Extracted records:
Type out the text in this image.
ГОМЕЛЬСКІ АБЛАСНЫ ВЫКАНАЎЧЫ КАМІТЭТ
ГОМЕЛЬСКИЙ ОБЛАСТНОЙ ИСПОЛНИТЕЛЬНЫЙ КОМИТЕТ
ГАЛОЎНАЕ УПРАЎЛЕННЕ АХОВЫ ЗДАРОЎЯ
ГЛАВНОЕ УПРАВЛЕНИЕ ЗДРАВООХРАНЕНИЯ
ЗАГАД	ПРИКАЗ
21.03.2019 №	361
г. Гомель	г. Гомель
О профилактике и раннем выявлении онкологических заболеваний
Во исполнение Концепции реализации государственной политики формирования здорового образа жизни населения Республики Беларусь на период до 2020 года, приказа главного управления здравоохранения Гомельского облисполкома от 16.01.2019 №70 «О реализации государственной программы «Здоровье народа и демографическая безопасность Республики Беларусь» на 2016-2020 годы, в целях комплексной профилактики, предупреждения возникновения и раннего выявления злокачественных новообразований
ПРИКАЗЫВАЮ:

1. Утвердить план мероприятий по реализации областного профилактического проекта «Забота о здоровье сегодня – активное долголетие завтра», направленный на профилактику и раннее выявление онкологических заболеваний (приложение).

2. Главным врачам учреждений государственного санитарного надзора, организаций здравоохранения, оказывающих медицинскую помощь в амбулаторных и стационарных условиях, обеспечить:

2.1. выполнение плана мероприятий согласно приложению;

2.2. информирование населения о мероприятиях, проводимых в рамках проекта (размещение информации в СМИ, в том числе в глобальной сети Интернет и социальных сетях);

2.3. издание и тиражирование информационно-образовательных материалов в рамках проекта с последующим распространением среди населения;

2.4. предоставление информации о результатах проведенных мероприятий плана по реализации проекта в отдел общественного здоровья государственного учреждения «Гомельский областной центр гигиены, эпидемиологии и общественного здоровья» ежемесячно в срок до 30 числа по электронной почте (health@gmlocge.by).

WHAT THE EXERCISE ASKS: Without leaving anything out, give the entries again exactly.

ANSWER TO THIS TASK:
Type out the text in this image.
ГОМЕЛЬСКІ АБЛАСНЫ ВЫКАНАЎЧЫ КАМІТЭТ
ГОМЕЛЬСКИЙ ОБЛАСТНОЙ ИСПОЛНИТЕЛЬНЫЙ КОМИТЕТ
ГАЛОЎНАЕ УПРАЎЛЕННЕ АХОВЫ ЗДАРОЎЯ
ГЛАВНОЕ УПРАВЛЕНИЕ ЗДРАВООХРАНЕНИЯ
ЗАГАД	ПРИКАЗ
21.03.2019 №	361
г. Гомель	г. Гомель
О профилактике и раннем выявлении онкологических заболеваний
Во исполнение Концепции реализации государственной политики формирования здорового образа жизни населения Республики Беларусь на период до 2020 года, приказа главного управления здравоохранения Гомельского облисполкома от 16.01.2019 №70 «О реализации государственной программы «Здоровье народа и демографическая безопасность Республики Беларусь» на 2016-2020 годы, в целях комплексной профилактики, предупреждения возникновения и раннего выявления злокачественных новообразований
ПРИКАЗЫВАЮ:

1. Утвердить план мероприятий по реализации областного профилактического проекта «Забота о здоровье сегодня – активное долголетие завтра», направленный на профилактику и раннее выявление онкологических заболеваний (приложение).

2. Главным врачам учреждений государственного санитарного надзора, организаций здравоохранения, оказывающих медицинскую помощь в амбулаторных и стационарных условиях, обеспечить:

2.1. выполнение плана мероприятий согласно приложению;

2.2. информирование населения о мероприятиях, проводимых в рамках проекта (размещение информации в СМИ, в том числе в глобальной сети Интернет и социальных сетях);

2.3. издание и тиражирование информационно-образовательных материалов в рамках проекта с последующим распространением среди населения;

2.4. предоставление информации о результатах проведенных мероприятий плана по реализации проекта в отдел общественного здоровья государственного учреждения «Гомельский областной центр гигиены, эпидемиологии и общественного здоровья» ежемесячно в срок до 30 числа по электронной почте (health@gmlocge.by).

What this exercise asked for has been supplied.